-- start Input for this task --

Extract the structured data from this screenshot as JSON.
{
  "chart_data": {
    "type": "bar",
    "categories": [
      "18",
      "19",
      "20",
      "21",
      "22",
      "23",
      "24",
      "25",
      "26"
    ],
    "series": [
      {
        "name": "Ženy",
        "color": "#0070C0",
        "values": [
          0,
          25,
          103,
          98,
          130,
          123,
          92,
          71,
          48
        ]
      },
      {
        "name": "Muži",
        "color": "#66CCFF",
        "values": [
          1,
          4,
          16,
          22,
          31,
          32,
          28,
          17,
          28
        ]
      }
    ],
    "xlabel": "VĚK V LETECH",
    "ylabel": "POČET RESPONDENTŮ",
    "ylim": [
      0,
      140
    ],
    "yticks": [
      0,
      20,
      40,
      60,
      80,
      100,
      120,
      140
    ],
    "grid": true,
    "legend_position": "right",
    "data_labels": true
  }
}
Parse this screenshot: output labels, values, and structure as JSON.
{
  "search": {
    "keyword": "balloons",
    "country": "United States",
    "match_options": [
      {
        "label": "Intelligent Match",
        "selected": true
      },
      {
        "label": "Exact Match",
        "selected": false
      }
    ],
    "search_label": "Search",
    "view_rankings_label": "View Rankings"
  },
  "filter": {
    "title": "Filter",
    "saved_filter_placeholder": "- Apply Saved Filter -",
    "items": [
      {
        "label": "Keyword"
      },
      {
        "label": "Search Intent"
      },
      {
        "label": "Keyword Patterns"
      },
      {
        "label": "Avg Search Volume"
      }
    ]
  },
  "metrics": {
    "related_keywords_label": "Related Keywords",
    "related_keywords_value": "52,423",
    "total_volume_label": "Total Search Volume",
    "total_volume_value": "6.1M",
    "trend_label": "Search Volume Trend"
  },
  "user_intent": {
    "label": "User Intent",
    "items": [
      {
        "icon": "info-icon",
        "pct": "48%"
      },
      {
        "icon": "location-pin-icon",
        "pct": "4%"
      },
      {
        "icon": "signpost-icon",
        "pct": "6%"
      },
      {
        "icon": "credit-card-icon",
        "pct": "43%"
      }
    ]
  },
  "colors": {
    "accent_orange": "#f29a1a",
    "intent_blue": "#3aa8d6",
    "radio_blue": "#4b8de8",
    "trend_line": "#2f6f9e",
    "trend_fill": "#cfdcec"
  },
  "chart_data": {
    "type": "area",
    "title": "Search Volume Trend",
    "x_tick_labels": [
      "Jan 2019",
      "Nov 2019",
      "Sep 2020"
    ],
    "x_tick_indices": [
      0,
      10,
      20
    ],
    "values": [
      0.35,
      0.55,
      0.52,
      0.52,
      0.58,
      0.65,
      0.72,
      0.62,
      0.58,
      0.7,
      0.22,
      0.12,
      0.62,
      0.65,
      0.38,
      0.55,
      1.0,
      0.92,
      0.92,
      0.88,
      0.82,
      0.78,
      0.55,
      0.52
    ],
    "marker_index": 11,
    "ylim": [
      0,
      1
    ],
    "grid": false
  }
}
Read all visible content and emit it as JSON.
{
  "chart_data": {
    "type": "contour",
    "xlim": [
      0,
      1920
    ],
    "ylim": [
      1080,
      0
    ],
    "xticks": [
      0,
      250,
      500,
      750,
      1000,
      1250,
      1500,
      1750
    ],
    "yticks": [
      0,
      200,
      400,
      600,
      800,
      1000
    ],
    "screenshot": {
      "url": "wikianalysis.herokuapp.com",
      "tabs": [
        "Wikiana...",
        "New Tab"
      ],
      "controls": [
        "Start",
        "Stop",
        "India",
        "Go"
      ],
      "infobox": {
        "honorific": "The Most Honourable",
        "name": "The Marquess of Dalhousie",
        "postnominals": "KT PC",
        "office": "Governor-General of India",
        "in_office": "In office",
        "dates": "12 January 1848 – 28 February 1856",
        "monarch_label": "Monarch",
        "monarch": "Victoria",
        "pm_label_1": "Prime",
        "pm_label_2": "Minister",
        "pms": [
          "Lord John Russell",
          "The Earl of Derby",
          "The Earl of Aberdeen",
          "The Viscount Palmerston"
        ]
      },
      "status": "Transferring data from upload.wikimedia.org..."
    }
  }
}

-- end Input for this task --

_Your instructions_:
Gather up every line from the listing above in which the word "true" occurs.

_Result_:
    "grid": true,
    "data_labels": true
        "selected": true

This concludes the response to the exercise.